Directions:
Leave out the pictures and repeat every record exactly.

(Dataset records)
____________________

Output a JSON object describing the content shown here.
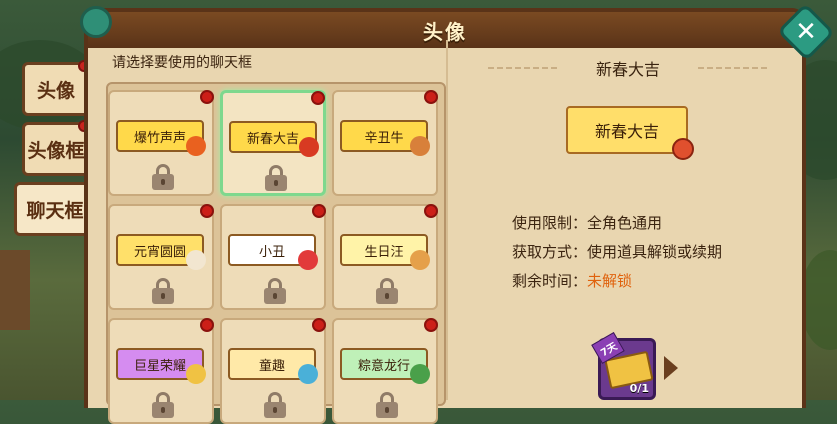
{
  "window": {
    "title": "头像"
  },
  "tabs": [
    {
      "label": "头像",
      "active": false
    },
    {
      "label": "头像框",
      "active": false
    },
    {
      "label": "聊天框",
      "active": true
    }
  ],
  "grid": {
    "prompt": "请选择要使用的聊天框",
    "cells": [
      {
        "label": "爆竹声声",
        "frame_color": "#ffd94a",
        "selected": false,
        "locked": true,
        "deco_color": "#e9611f"
      },
      {
        "label": "新春大吉",
        "frame_color": "#ffd94a",
        "selected": true,
        "locked": true,
        "deco_color": "#d83a22"
      },
      {
        "label": "辛丑牛",
        "frame_color": "#ffd94a",
        "selected": false,
        "locked": false,
        "deco_color": "#d8803a"
      },
      {
        "label": "元宵圆圆",
        "frame_color": "#ffe06a",
        "selected": false,
        "locked": true,
        "deco_color": "#f2e6d0"
      },
      {
        "label": "小丑",
        "frame_color": "#ffffff",
        "selected": false,
        "locked": true,
        "deco_color": "#e23a3a"
      },
      {
        "label": "生日汪",
        "frame_color": "#fff3a8",
        "selected": false,
        "locked": true,
        "deco_color": "#e5a04a"
      },
      {
        "label": "巨星荣耀",
        "frame_color": "#d58cf0",
        "selected": false,
        "locked": true,
        "deco_color": "#f0c243"
      },
      {
        "label": "童趣",
        "frame_color": "#ffe9a8",
        "selected": false,
        "locked": true,
        "deco_color": "#4ab0d8"
      },
      {
        "label": "粽意龙行",
        "frame_color": "#bff0b8",
        "selected": false,
        "locked": true,
        "deco_color": "#4aa04a"
      }
    ]
  },
  "detail": {
    "name": "新春大吉",
    "preview_label": "新春大吉",
    "usage_label": "使用限制：",
    "usage_value": "全角色通用",
    "obtain_label": "获取方式：",
    "obtain_value": "使用道具解锁或续期",
    "remaining_label": "剩余时间：",
    "remaining_value": "未解锁",
    "item": {
      "badge": "7天",
      "count": "0/1"
    }
  },
  "colors": {
    "panel": "#e9d6b0",
    "border": "#5a3318",
    "selected_glow": "#7ed88e",
    "warning": "#e0620d"
  }
}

____________________

Exercise response:
Output a JSON object describing the content shown here.
{
  "window": {
    "title": "头像"
  },
  "tabs": [
    {
      "label": "头像",
      "active": false
    },
    {
      "label": "头像框",
      "active": false
    },
    {
      "label": "聊天框",
      "active": true
    }
  ],
  "grid": {
    "prompt": "请选择要使用的聊天框",
    "cells": [
      {
        "label": "爆竹声声",
        "frame_color": "#ffd94a",
        "selected": false,
        "locked": true,
        "deco_color": "#e9611f"
      },
      {
        "label": "新春大吉",
        "frame_color": "#ffd94a",
        "selected": true,
        "locked": true,
        "deco_color": "#d83a22"
      },
      {
        "label": "辛丑牛",
        "frame_color": "#ffd94a",
        "selected": false,
        "locked": false,
        "deco_color": "#d8803a"
      },
      {
        "label": "元宵圆圆",
        "frame_color": "#ffe06a",
        "selected": false,
        "locked": true,
        "deco_color": "#f2e6d0"
      },
      {
        "label": "小丑",
        "frame_color": "#ffffff",
        "selected": false,
        "locked": true,
        "deco_color": "#e23a3a"
      },
      {
        "label": "生日汪",
        "frame_color": "#fff3a8",
        "selected": false,
        "locked": true,
        "deco_color": "#e5a04a"
      },
      {
        "label": "巨星荣耀",
        "frame_color": "#d58cf0",
        "selected": false,
        "locked": true,
        "deco_color": "#f0c243"
      },
      {
        "label": "童趣",
        "frame_color": "#ffe9a8",
        "selected": false,
        "locked": true,
        "deco_color": "#4ab0d8"
      },
      {
        "label": "粽意龙行",
        "frame_color": "#bff0b8",
        "selected": false,
        "locked": true,
        "deco_color": "#4aa04a"
      }
    ]
  },
  "detail": {
    "name": "新春大吉",
    "preview_label": "新春大吉",
    "usage_label": "使用限制：",
    "usage_value": "全角色通用",
    "obtain_label": "获取方式：",
    "obtain_value": "使用道具解锁或续期",
    "remaining_label": "剩余时间：",
    "remaining_value": "未解锁",
    "item": {
      "badge": "7天",
      "count": "0/1"
    }
  },
  "colors": {
    "panel": "#e9d6b0",
    "border": "#5a3318",
    "selected_glow": "#7ed88e",
    "warning": "#e0620d"
  }
}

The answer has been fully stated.